* GIVEN DATA

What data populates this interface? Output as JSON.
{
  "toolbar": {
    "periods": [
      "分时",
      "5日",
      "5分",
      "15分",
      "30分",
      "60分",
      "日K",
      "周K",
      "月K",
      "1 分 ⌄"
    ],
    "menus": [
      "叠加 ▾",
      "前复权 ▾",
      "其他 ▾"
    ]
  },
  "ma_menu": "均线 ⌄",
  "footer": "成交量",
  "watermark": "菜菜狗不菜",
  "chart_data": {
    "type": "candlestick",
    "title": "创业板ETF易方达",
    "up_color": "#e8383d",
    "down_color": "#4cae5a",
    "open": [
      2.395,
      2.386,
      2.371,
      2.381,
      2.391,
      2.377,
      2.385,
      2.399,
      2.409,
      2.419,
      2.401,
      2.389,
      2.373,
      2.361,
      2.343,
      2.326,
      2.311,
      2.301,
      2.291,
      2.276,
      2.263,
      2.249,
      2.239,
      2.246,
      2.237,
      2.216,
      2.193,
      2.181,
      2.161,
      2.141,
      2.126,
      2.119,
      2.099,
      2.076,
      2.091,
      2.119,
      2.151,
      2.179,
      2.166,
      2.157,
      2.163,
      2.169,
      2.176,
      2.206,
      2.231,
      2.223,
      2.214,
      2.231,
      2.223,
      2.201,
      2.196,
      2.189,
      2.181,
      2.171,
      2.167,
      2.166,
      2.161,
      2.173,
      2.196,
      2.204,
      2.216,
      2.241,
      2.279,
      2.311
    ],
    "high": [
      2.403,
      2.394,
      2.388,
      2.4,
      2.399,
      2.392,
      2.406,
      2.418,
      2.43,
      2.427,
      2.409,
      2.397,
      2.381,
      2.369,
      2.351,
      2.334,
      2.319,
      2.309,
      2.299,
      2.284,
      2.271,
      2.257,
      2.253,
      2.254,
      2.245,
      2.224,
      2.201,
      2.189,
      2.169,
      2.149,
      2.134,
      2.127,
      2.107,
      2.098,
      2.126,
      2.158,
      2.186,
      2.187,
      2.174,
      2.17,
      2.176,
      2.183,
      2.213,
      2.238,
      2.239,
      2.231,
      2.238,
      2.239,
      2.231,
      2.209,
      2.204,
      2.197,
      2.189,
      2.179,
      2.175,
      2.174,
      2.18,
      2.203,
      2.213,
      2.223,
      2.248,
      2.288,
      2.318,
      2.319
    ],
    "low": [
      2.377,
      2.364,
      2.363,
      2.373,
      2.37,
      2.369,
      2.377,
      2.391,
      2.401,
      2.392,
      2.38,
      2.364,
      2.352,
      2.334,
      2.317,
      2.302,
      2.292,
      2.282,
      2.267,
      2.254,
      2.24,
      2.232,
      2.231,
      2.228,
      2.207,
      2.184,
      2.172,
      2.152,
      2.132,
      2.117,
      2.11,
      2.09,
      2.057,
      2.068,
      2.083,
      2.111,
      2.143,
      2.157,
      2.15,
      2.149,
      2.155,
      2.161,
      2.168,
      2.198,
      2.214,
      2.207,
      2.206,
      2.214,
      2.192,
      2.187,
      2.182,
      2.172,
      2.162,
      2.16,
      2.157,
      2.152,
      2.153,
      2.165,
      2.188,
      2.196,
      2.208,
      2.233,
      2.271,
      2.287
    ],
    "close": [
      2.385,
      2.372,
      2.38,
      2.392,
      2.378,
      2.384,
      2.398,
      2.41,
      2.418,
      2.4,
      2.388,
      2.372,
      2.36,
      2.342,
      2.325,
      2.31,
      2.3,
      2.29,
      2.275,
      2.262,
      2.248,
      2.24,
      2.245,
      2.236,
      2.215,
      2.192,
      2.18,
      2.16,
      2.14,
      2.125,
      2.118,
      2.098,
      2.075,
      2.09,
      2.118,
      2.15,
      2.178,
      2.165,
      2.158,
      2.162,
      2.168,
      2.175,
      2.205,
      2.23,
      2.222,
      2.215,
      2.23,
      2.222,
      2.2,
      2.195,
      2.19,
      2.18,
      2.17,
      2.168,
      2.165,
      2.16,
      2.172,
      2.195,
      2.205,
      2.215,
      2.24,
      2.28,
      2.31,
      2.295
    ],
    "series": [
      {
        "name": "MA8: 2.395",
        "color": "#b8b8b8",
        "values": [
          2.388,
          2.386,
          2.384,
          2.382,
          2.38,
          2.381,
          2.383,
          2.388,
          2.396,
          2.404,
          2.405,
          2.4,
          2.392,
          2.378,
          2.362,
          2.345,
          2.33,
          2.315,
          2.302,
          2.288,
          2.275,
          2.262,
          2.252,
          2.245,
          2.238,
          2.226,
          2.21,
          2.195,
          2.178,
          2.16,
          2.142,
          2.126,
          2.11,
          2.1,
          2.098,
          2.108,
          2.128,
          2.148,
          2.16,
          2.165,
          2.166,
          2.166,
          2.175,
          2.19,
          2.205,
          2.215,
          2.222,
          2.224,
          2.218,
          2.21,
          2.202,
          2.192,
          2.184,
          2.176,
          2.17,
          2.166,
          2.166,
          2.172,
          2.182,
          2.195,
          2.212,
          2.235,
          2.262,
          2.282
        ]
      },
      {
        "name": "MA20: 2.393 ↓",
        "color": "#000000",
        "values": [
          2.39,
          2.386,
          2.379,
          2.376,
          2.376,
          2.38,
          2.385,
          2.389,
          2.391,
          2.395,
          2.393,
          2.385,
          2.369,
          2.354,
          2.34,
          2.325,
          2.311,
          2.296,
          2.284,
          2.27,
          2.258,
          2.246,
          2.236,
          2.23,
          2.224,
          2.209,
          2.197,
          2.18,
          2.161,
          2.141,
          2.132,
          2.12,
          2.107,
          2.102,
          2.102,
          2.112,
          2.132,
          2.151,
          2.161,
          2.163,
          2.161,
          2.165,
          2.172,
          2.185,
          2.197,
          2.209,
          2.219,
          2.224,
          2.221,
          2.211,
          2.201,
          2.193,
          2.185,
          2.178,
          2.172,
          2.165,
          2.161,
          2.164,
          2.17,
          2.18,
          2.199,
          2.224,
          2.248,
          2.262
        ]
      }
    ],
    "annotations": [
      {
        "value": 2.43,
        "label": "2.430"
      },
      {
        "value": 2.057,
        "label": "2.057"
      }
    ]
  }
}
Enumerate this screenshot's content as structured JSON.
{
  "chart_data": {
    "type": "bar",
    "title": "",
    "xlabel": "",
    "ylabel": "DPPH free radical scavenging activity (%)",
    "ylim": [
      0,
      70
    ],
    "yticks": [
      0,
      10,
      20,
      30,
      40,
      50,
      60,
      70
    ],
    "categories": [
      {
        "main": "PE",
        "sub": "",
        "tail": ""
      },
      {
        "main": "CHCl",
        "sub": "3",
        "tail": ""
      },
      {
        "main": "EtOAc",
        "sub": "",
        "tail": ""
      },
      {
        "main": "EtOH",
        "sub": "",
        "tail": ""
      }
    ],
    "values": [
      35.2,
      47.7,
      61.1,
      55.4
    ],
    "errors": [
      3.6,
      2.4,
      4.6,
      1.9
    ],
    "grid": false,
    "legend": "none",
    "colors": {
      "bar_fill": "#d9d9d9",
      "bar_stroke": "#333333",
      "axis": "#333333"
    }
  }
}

* WORK INSTRUCTIONS
Repeat the data above, word for word.

* OUTPUT OF THE TASK
What data populates this interface? Output as JSON.
{
  "toolbar": {
    "periods": [
      "分时",
      "5日",
      "5分",
      "15分",
      "30分",
      "60分",
      "日K",
      "周K",
      "月K",
      "1 分 ⌄"
    ],
    "menus": [
      "叠加 ▾",
      "前复权 ▾",
      "其他 ▾"
    ]
  },
  "ma_menu": "均线 ⌄",
  "footer": "成交量",
  "watermark": "菜菜狗不菜",
  "chart_data": {
    "type": "candlestick",
    "title": "创业板ETF易方达",
    "up_color": "#e8383d",
    "down_color": "#4cae5a",
    "open": [
      2.395,
      2.386,
      2.371,
      2.381,
      2.391,
      2.377,
      2.385,
      2.399,
      2.409,
      2.419,
      2.401,
      2.389,
      2.373,
      2.361,
      2.343,
      2.326,
      2.311,
      2.301,
      2.291,
      2.276,
      2.263,
      2.249,
      2.239,
      2.246,
      2.237,
      2.216,
      2.193,
      2.181,
      2.161,
      2.141,
      2.126,
      2.119,
      2.099,
      2.076,
      2.091,
      2.119,
      2.151,
      2.179,
      2.166,
      2.157,
      2.163,
      2.169,
      2.176,
      2.206,
      2.231,
      2.223,
      2.214,
      2.231,
      2.223,
      2.201,
      2.196,
      2.189,
      2.181,
      2.171,
      2.167,
      2.166,
      2.161,
      2.173,
      2.196,
      2.204,
      2.216,
      2.241,
      2.279,
      2.311
    ],
    "high": [
      2.403,
      2.394,
      2.388,
      2.4,
      2.399,
      2.392,
      2.406,
      2.418,
      2.43,
      2.427,
      2.409,
      2.397,
      2.381,
      2.369,
      2.351,
      2.334,
      2.319,
      2.309,
      2.299,
      2.284,
      2.271,
      2.257,
      2.253,
      2.254,
      2.245,
      2.224,
      2.201,
      2.189,
      2.169,
      2.149,
      2.134,
      2.127,
      2.107,
      2.098,
      2.126,
      2.158,
      2.186,
      2.187,
      2.174,
      2.17,
      2.176,
      2.183,
      2.213,
      2.238,
      2.239,
      2.231,
      2.238,
      2.239,
      2.231,
      2.209,
      2.204,
      2.197,
      2.189,
      2.179,
      2.175,
      2.174,
      2.18,
      2.203,
      2.213,
      2.223,
      2.248,
      2.288,
      2.318,
      2.319
    ],
    "low": [
      2.377,
      2.364,
      2.363,
      2.373,
      2.37,
      2.369,
      2.377,
      2.391,
      2.401,
      2.392,
      2.38,
      2.364,
      2.352,
      2.334,
      2.317,
      2.302,
      2.292,
      2.282,
      2.267,
      2.254,
      2.24,
      2.232,
      2.231,
      2.228,
      2.207,
      2.184,
      2.172,
      2.152,
      2.132,
      2.117,
      2.11,
      2.09,
      2.057,
      2.068,
      2.083,
      2.111,
      2.143,
      2.157,
      2.15,
      2.149,
      2.155,
      2.161,
      2.168,
      2.198,
      2.214,
      2.207,
      2.206,
      2.214,
      2.192,
      2.187,
      2.182,
      2.172,
      2.162,
      2.16,
      2.157,
      2.152,
      2.153,
      2.165,
      2.188,
      2.196,
      2.208,
      2.233,
      2.271,
      2.287
    ],
    "close": [
      2.385,
      2.372,
      2.38,
      2.392,
      2.378,
      2.384,
      2.398,
      2.41,
      2.418,
      2.4,
      2.388,
      2.372,
      2.36,
      2.342,
      2.325,
      2.31,
      2.3,
      2.29,
      2.275,
      2.262,
      2.248,
      2.24,
      2.245,
      2.236,
      2.215,
      2.192,
      2.18,
      2.16,
      2.14,
      2.125,
      2.118,
      2.098,
      2.075,
      2.09,
      2.118,
      2.15,
      2.178,
      2.165,
      2.158,
      2.162,
      2.168,
      2.175,
      2.205,
      2.23,
      2.222,
      2.215,
      2.23,
      2.222,
      2.2,
      2.195,
      2.19,
      2.18,
      2.17,
      2.168,
      2.165,
      2.16,
      2.172,
      2.195,
      2.205,
      2.215,
      2.24,
      2.28,
      2.31,
      2.295
    ],
    "series": [
      {
        "name": "MA8: 2.395",
        "color": "#b8b8b8",
        "values": [
          2.388,
          2.386,
          2.384,
          2.382,
          2.38,
          2.381,
          2.383,
          2.388,
          2.396,
          2.404,
          2.405,
          2.4,
          2.392,
          2.378,
          2.362,
          2.345,
          2.33,
          2.315,
          2.302,
          2.288,
          2.275,
          2.262,
          2.252,
          2.245,
          2.238,
          2.226,
          2.21,
          2.195,
          2.178,
          2.16,
          2.142,
          2.126,
          2.11,
          2.1,
          2.098,
          2.108,
          2.128,
          2.148,
          2.16,
          2.165,
          2.166,
          2.166,
          2.175,
          2.19,
          2.205,
          2.215,
          2.222,
          2.224,
          2.218,
          2.21,
          2.202,
          2.192,
          2.184,
          2.176,
          2.17,
          2.166,
          2.166,
          2.172,
          2.182,
          2.195,
          2.212,
          2.235,
          2.262,
          2.282
        ]
      },
      {
        "name": "MA20: 2.393 ↓",
        "color": "#000000",
        "values": [
          2.39,
          2.386,
          2.379,
          2.376,
          2.376,
          2.38,
          2.385,
          2.389,
          2.391,
          2.395,
          2.393,
          2.385,
          2.369,
          2.354,
          2.34,
          2.325,
          2.311,
          2.296,
          2.284,
          2.27,
          2.258,
          2.246,
          2.236,
          2.23,
          2.224,
          2.209,
          2.197,
          2.18,
          2.161,
          2.141,
          2.132,
          2.12,
          2.107,
          2.102,
          2.102,
          2.112,
          2.132,
          2.151,
          2.161,
          2.163,
          2.161,
          2.165,
          2.172,
          2.185,
          2.197,
          2.209,
          2.219,
          2.224,
          2.221,
          2.211,
          2.201,
          2.193,
          2.185,
          2.178,
          2.172,
          2.165,
          2.161,
          2.164,
          2.17,
          2.18,
          2.199,
          2.224,
          2.248,
          2.262
        ]
      }
    ],
    "annotations": [
      {
        "value": 2.43,
        "label": "2.430"
      },
      {
        "value": 2.057,
        "label": "2.057"
      }
    ]
  }
}
Enumerate this screenshot's content as structured JSON.
{
  "chart_data": {
    "type": "bar",
    "title": "",
    "xlabel": "",
    "ylabel": "DPPH free radical scavenging activity (%)",
    "ylim": [
      0,
      70
    ],
    "yticks": [
      0,
      10,
      20,
      30,
      40,
      50,
      60,
      70
    ],
    "categories": [
      {
        "main": "PE",
        "sub": "",
        "tail": ""
      },
      {
        "main": "CHCl",
        "sub": "3",
        "tail": ""
      },
      {
        "main": "EtOAc",
        "sub": "",
        "tail": ""
      },
      {
        "main": "EtOH",
        "sub": "",
        "tail": ""
      }
    ],
    "values": [
      35.2,
      47.7,
      61.1,
      55.4
    ],
    "errors": [
      3.6,
      2.4,
      4.6,
      1.9
    ],
    "grid": false,
    "legend": "none",
    "colors": {
      "bar_fill": "#d9d9d9",
      "bar_stroke": "#333333",
      "axis": "#333333"
    }
  }
}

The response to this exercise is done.